GIVEN PROBLEM :: Print all the records exactly, please.

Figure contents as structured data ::
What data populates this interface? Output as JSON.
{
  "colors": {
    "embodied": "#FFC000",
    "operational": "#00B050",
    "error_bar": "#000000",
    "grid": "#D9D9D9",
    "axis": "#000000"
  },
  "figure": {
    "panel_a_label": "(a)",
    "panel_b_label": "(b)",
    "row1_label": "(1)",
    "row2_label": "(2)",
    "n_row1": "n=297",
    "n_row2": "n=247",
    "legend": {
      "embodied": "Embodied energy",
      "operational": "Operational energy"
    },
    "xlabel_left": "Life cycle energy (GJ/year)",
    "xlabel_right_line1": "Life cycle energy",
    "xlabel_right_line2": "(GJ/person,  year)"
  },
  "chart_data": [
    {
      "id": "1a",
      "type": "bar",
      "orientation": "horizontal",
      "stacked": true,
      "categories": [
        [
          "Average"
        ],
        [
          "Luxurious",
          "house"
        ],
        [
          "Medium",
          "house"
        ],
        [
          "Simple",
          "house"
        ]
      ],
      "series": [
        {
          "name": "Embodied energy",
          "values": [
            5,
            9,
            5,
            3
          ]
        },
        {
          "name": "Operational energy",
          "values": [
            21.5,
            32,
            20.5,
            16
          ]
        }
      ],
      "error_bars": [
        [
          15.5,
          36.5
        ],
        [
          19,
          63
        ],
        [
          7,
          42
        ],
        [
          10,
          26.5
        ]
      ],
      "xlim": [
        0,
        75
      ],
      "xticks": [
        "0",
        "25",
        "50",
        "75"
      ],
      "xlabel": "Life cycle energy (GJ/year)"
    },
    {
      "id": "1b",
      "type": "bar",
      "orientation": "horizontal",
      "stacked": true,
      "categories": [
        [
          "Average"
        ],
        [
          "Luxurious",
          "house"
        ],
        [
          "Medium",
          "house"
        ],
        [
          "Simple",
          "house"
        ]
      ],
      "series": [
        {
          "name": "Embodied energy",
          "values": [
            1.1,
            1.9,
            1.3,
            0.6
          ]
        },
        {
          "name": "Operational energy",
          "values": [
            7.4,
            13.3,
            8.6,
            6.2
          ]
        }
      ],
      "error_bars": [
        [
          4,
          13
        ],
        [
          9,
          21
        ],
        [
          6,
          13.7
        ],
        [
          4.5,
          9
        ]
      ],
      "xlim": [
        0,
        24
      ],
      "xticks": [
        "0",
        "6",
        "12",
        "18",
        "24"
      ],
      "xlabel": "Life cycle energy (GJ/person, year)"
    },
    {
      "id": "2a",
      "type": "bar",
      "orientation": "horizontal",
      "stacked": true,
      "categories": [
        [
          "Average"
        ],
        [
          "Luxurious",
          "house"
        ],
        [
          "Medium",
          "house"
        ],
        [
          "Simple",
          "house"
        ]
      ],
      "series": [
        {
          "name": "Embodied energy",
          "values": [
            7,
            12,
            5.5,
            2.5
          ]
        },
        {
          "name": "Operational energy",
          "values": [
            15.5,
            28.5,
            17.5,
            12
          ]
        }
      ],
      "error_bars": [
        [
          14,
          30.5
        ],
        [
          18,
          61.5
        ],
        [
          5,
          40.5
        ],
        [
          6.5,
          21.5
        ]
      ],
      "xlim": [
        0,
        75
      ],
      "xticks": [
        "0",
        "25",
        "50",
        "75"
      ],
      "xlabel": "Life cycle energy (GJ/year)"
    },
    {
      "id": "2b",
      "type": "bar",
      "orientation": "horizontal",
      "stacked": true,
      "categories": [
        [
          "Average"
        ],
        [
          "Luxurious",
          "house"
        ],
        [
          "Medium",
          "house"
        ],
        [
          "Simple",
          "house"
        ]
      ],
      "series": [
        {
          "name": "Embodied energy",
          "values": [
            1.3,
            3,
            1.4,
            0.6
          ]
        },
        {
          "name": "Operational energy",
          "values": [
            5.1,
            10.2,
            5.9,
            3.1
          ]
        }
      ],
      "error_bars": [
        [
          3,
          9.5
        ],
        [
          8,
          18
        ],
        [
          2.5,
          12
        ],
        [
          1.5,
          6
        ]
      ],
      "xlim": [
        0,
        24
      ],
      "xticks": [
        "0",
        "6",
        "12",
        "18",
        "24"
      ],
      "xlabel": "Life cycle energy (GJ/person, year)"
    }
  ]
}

ANSWER TO THE TASK ::
What data populates this interface? Output as JSON.
{
  "colors": {
    "embodied": "#FFC000",
    "operational": "#00B050",
    "error_bar": "#000000",
    "grid": "#D9D9D9",
    "axis": "#000000"
  },
  "figure": {
    "panel_a_label": "(a)",
    "panel_b_label": "(b)",
    "row1_label": "(1)",
    "row2_label": "(2)",
    "n_row1": "n=297",
    "n_row2": "n=247",
    "legend": {
      "embodied": "Embodied energy",
      "operational": "Operational energy"
    },
    "xlabel_left": "Life cycle energy (GJ/year)",
    "xlabel_right_line1": "Life cycle energy",
    "xlabel_right_line2": "(GJ/person,  year)"
  },
  "chart_data": [
    {
      "id": "1a",
      "type": "bar",
      "orientation": "horizontal",
      "stacked": true,
      "categories": [
        [
          "Average"
        ],
        [
          "Luxurious",
          "house"
        ],
        [
          "Medium",
          "house"
        ],
        [
          "Simple",
          "house"
        ]
      ],
      "series": [
        {
          "name": "Embodied energy",
          "values": [
            5,
            9,
            5,
            3
          ]
        },
        {
          "name": "Operational energy",
          "values": [
            21.5,
            32,
            20.5,
            16
          ]
        }
      ],
      "error_bars": [
        [
          15.5,
          36.5
        ],
        [
          19,
          63
        ],
        [
          7,
          42
        ],
        [
          10,
          26.5
        ]
      ],
      "xlim": [
        0,
        75
      ],
      "xticks": [
        "0",
        "25",
        "50",
        "75"
      ],
      "xlabel": "Life cycle energy (GJ/year)"
    },
    {
      "id": "1b",
      "type": "bar",
      "orientation": "horizontal",
      "stacked": true,
      "categories": [
        [
          "Average"
        ],
        [
          "Luxurious",
          "house"
        ],
        [
          "Medium",
          "house"
        ],
        [
          "Simple",
          "house"
        ]
      ],
      "series": [
        {
          "name": "Embodied energy",
          "values": [
            1.1,
            1.9,
            1.3,
            0.6
          ]
        },
        {
          "name": "Operational energy",
          "values": [
            7.4,
            13.3,
            8.6,
            6.2
          ]
        }
      ],
      "error_bars": [
        [
          4,
          13
        ],
        [
          9,
          21
        ],
        [
          6,
          13.7
        ],
        [
          4.5,
          9
        ]
      ],
      "xlim": [
        0,
        24
      ],
      "xticks": [
        "0",
        "6",
        "12",
        "18",
        "24"
      ],
      "xlabel": "Life cycle energy (GJ/person, year)"
    },
    {
      "id": "2a",
      "type": "bar",
      "orientation": "horizontal",
      "stacked": true,
      "categories": [
        [
          "Average"
        ],
        [
          "Luxurious",
          "house"
        ],
        [
          "Medium",
          "house"
        ],
        [
          "Simple",
          "house"
        ]
      ],
      "series": [
        {
          "name": "Embodied energy",
          "values": [
            7,
            12,
            5.5,
            2.5
          ]
        },
        {
          "name": "Operational energy",
          "values": [
            15.5,
            28.5,
            17.5,
            12
          ]
        }
      ],
      "error_bars": [
        [
          14,
          30.5
        ],
        [
          18,
          61.5
        ],
        [
          5,
          40.5
        ],
        [
          6.5,
          21.5
        ]
      ],
      "xlim": [
        0,
        75
      ],
      "xticks": [
        "0",
        "25",
        "50",
        "75"
      ],
      "xlabel": "Life cycle energy (GJ/year)"
    },
    {
      "id": "2b",
      "type": "bar",
      "orientation": "horizontal",
      "stacked": true,
      "categories": [
        [
          "Average"
        ],
        [
          "Luxurious",
          "house"
        ],
        [
          "Medium",
          "house"
        ],
        [
          "Simple",
          "house"
        ]
      ],
      "series": [
        {
          "name": "Embodied energy",
          "values": [
            1.3,
            3,
            1.4,
            0.6
          ]
        },
        {
          "name": "Operational energy",
          "values": [
            5.1,
            10.2,
            5.9,
            3.1
          ]
        }
      ],
      "error_bars": [
        [
          3,
          9.5
        ],
        [
          8,
          18
        ],
        [
          2.5,
          12
        ],
        [
          1.5,
          6
        ]
      ],
      "xlim": [
        0,
        24
      ],
      "xticks": [
        "0",
        "6",
        "12",
        "18",
        "24"
      ],
      "xlabel": "Life cycle energy (GJ/person, year)"
    }
  ]
}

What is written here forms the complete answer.